### TASK TO COMPLETE
Transcribe the full listing below exactly.

**** LISTED ENTRIES

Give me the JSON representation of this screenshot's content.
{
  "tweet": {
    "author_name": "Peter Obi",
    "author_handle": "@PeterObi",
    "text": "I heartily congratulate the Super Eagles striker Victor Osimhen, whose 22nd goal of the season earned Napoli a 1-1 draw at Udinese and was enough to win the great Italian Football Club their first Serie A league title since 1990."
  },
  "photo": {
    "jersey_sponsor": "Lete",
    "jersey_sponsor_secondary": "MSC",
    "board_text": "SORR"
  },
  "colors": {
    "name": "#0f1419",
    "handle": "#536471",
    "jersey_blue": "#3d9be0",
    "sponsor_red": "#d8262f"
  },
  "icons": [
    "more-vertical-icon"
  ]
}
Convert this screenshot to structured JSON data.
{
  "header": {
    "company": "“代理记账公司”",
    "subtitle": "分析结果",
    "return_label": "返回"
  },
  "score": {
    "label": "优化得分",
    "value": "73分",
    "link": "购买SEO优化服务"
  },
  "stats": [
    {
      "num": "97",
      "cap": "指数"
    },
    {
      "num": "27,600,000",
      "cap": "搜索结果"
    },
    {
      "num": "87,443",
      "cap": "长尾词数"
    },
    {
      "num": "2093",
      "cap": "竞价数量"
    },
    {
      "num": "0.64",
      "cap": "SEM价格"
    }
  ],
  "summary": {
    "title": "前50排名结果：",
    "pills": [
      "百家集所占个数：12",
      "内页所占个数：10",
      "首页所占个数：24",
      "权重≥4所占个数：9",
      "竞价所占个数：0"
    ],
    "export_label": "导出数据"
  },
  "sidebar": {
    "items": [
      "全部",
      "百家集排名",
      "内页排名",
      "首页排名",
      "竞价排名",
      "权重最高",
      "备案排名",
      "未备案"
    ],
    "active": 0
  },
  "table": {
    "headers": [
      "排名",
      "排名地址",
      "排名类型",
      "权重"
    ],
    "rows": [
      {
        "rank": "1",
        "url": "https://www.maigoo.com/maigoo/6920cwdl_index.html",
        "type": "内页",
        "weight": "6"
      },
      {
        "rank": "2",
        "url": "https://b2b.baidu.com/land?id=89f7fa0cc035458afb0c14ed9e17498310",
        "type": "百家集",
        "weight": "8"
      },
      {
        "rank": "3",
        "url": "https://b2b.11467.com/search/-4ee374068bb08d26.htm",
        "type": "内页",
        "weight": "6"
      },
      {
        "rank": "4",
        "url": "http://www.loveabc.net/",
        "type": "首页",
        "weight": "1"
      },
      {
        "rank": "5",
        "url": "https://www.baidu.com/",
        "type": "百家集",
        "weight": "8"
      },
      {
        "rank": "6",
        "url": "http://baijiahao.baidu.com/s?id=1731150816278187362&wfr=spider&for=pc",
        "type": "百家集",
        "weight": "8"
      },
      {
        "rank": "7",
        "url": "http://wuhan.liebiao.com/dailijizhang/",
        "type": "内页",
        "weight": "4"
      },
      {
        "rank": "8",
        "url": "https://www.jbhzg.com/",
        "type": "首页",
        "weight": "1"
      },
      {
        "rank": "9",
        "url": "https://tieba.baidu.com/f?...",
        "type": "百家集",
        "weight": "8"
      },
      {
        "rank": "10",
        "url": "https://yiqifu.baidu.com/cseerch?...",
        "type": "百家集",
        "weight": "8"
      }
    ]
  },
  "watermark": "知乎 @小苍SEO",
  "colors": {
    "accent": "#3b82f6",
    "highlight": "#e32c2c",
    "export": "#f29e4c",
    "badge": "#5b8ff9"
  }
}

********

### TASK RESPONSE
Give me the JSON representation of this screenshot's content.
{
  "tweet": {
    "author_name": "Peter Obi",
    "author_handle": "@PeterObi",
    "text": "I heartily congratulate the Super Eagles striker Victor Osimhen, whose 22nd goal of the season earned Napoli a 1-1 draw at Udinese and was enough to win the great Italian Football Club their first Serie A league title since 1990."
  },
  "photo": {
    "jersey_sponsor": "Lete",
    "jersey_sponsor_secondary": "MSC",
    "board_text": "SORR"
  },
  "colors": {
    "name": "#0f1419",
    "handle": "#536471",
    "jersey_blue": "#3d9be0",
    "sponsor_red": "#d8262f"
  },
  "icons": [
    "more-vertical-icon"
  ]
}
Convert this screenshot to structured JSON data.
{
  "header": {
    "company": "“代理记账公司”",
    "subtitle": "分析结果",
    "return_label": "返回"
  },
  "score": {
    "label": "优化得分",
    "value": "73分",
    "link": "购买SEO优化服务"
  },
  "stats": [
    {
      "num": "97",
      "cap": "指数"
    },
    {
      "num": "27,600,000",
      "cap": "搜索结果"
    },
    {
      "num": "87,443",
      "cap": "长尾词数"
    },
    {
      "num": "2093",
      "cap": "竞价数量"
    },
    {
      "num": "0.64",
      "cap": "SEM价格"
    }
  ],
  "summary": {
    "title": "前50排名结果：",
    "pills": [
      "百家集所占个数：12",
      "内页所占个数：10",
      "首页所占个数：24",
      "权重≥4所占个数：9",
      "竞价所占个数：0"
    ],
    "export_label": "导出数据"
  },
  "sidebar": {
    "items": [
      "全部",
      "百家集排名",
      "内页排名",
      "首页排名",
      "竞价排名",
      "权重最高",
      "备案排名",
      "未备案"
    ],
    "active": 0
  },
  "table": {
    "headers": [
      "排名",
      "排名地址",
      "排名类型",
      "权重"
    ],
    "rows": [
      {
        "rank": "1",
        "url": "https://www.maigoo.com/maigoo/6920cwdl_index.html",
        "type": "内页",
        "weight": "6"
      },
      {
        "rank": "2",
        "url": "https://b2b.baidu.com/land?id=89f7fa0cc035458afb0c14ed9e17498310",
        "type": "百家集",
        "weight": "8"
      },
      {
        "rank": "3",
        "url": "https://b2b.11467.com/search/-4ee374068bb08d26.htm",
        "type": "内页",
        "weight": "6"
      },
      {
        "rank": "4",
        "url": "http://www.loveabc.net/",
        "type": "首页",
        "weight": "1"
      },
      {
        "rank": "5",
        "url": "https://www.baidu.com/",
        "type": "百家集",
        "weight": "8"
      },
      {
        "rank": "6",
        "url": "http://baijiahao.baidu.com/s?id=1731150816278187362&wfr=spider&for=pc",
        "type": "百家集",
        "weight": "8"
      },
      {
        "rank": "7",
        "url": "http://wuhan.liebiao.com/dailijizhang/",
        "type": "内页",
        "weight": "4"
      },
      {
        "rank": "8",
        "url": "https://www.jbhzg.com/",
        "type": "首页",
        "weight": "1"
      },
      {
        "rank": "9",
        "url": "https://tieba.baidu.com/f?...",
        "type": "百家集",
        "weight": "8"
      },
      {
        "rank": "10",
        "url": "https://yiqifu.baidu.com/cseerch?...",
        "type": "百家集",
        "weight": "8"
      }
    ]
  },
  "watermark": "知乎 @小苍SEO",
  "colors": {
    "accent": "#3b82f6",
    "highlight": "#e32c2c",
    "export": "#f29e4c",
    "badge": "#5b8ff9"
  }
}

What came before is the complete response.